++++ Reading text
Hello,
Anthropic has come out with an advanced AI model, but it isn't ready to share it with the world yet.
The model is too potent for a public release, says the company.
Anthropic has decided to keep Claude Mythos Preview away from prying eyes to prevent misuse. For now, the model is accessible only to select industry partners. Meanwhile, the company will use the findings from the preview to finetune its future releases and build the necessary safeguards.
In other news, Bengaluru-based fintech startup KreditBee has raised $280 million in a Series E funding round, achieving unicorn status with a post-money valuation of $1.5 billion. KreditBee will use the funds to grow its lending portfolio, enter new markets, and boost AI capabilities.
Meanwhile, venture debt funding for Indian startups grew 12% in 2025, reaching $1.38 billion across 187 deals, compared to $1.23 billion from 238 transactions in 2024.
Elsewhere, rising anxiety, sleep problems, and the addictive nature of online platforms have prompted Greece to ban social media access for children under the age of 15 from January 1, 2027.
Last year, Australia became the first country to block social media for children under 16. Slovenia, Britain, Austria and Spain are also working on similar moves.
After a successful lunar flyby, NASA's Artermis II crew captured an incredible picture of our Milky Way galaxy. Check out the sky full of stars.
In today's newsletter, we will talk about
- A platform for home chefs
- Agritech's post-boom correction
Here's your trivia for today: Which company's initial product was a check-in app called 'Burbn'?
Entrepreneurship
Reshma Suresh's Tocco helps home chefs, especially women, turn their cooking into income. With micro-production hubs and a standardised model, the platform is scaling traditional food into a growing business.
Tocco has 33 chefs on the platform, with around 45 products. While the chefs are mostly based in Keralam, the platform has also onboarded people from Karnataka, Tamil Nadu, and Maharashtra. All sales happen only through the Tocco website.
Key features:
- Tocco trains chefs in packaging methods to preserve the food's freshness for 30 days or more without preservatives.
- Orders are batched twice a week and either shipped from the chef's location to a Tocco hub in Kochi or Mumbai. High-volume products are dispatched directly to customers.
- The model is designed to remove barriers to participation. Women don't need to travel far, find buyers, or manage customer relationships. Tocco trains them at its Kochi kitchen, provides the recipes, specifies the ingredients, handles logistics, and, most importantly, guarantees a purchase order from day one.
Startup: SILA
Amount: $100M
Round: Undisclosed
Startup: Tsecond.ai
Amount: $21.5M
Round: Undisclosed
Startup: Atlas
Amount: $6M
Round: Seed
Insight
Agritech's post-boom correction
Between 2020 and 2022, more than $750 million flowed into Indian agritech startups promising to digitise agriculture across emerging markets. The pitch was straightforward: millions of smallholder farmers, large agricultural output, and rising demand would combine with technology to produce venture-scale outcomes.
++++++++
++++ Data excerpts
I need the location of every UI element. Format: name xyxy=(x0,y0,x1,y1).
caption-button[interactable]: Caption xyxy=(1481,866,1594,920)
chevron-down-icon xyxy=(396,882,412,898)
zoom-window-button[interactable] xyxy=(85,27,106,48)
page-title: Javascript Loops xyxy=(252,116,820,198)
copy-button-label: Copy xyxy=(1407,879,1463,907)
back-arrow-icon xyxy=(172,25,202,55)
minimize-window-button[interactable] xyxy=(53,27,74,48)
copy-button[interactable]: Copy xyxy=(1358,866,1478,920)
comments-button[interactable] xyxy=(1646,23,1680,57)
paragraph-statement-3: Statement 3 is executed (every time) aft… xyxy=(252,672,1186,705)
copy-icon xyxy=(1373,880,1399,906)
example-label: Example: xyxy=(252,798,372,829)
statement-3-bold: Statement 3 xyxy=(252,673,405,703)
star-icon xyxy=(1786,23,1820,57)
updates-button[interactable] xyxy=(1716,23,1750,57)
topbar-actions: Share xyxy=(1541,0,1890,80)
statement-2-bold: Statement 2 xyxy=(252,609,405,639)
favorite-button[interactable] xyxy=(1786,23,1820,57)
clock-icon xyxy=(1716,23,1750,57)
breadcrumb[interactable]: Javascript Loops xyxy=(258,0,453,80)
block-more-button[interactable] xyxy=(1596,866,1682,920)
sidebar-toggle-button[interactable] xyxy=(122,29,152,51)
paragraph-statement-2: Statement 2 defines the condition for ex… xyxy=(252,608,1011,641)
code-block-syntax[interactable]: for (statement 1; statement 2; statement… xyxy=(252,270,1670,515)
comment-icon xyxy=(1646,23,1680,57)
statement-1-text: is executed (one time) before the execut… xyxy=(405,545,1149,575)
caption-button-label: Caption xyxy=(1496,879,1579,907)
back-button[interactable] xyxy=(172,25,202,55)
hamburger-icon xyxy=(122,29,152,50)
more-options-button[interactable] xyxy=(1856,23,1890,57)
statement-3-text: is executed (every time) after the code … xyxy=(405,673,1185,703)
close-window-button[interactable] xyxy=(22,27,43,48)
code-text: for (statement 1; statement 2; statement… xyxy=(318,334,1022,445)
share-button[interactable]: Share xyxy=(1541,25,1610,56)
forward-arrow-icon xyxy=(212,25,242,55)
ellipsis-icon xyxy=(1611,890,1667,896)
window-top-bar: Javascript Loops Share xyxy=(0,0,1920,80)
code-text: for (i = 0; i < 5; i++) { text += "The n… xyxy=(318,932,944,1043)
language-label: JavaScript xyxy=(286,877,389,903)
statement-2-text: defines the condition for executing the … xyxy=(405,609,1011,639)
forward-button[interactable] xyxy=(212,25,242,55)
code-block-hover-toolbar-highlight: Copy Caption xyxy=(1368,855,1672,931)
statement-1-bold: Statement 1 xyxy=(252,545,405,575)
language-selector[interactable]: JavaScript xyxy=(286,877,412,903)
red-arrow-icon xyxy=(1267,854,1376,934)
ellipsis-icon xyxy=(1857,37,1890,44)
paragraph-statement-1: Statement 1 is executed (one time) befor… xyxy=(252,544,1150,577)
++++++++
Exercises
**1)** Please list every state the newsletter names as a place where Tocco's chefs are based.
**2)** Answer these from the newsletter:
(a) How much did KreditBee raise in its Series E round?
(b) In which two cities are the Tocco hubs that receive shipped orders?
(c) From what date will Greece ban social media access for children under 15?

Per-task outputs
**1)** Keralam, Karnataka, Tamil Nadu, Maharashtra

**2)**
(a) $280 million
(b) Kochi and Mumbai
(c) January 1, 2027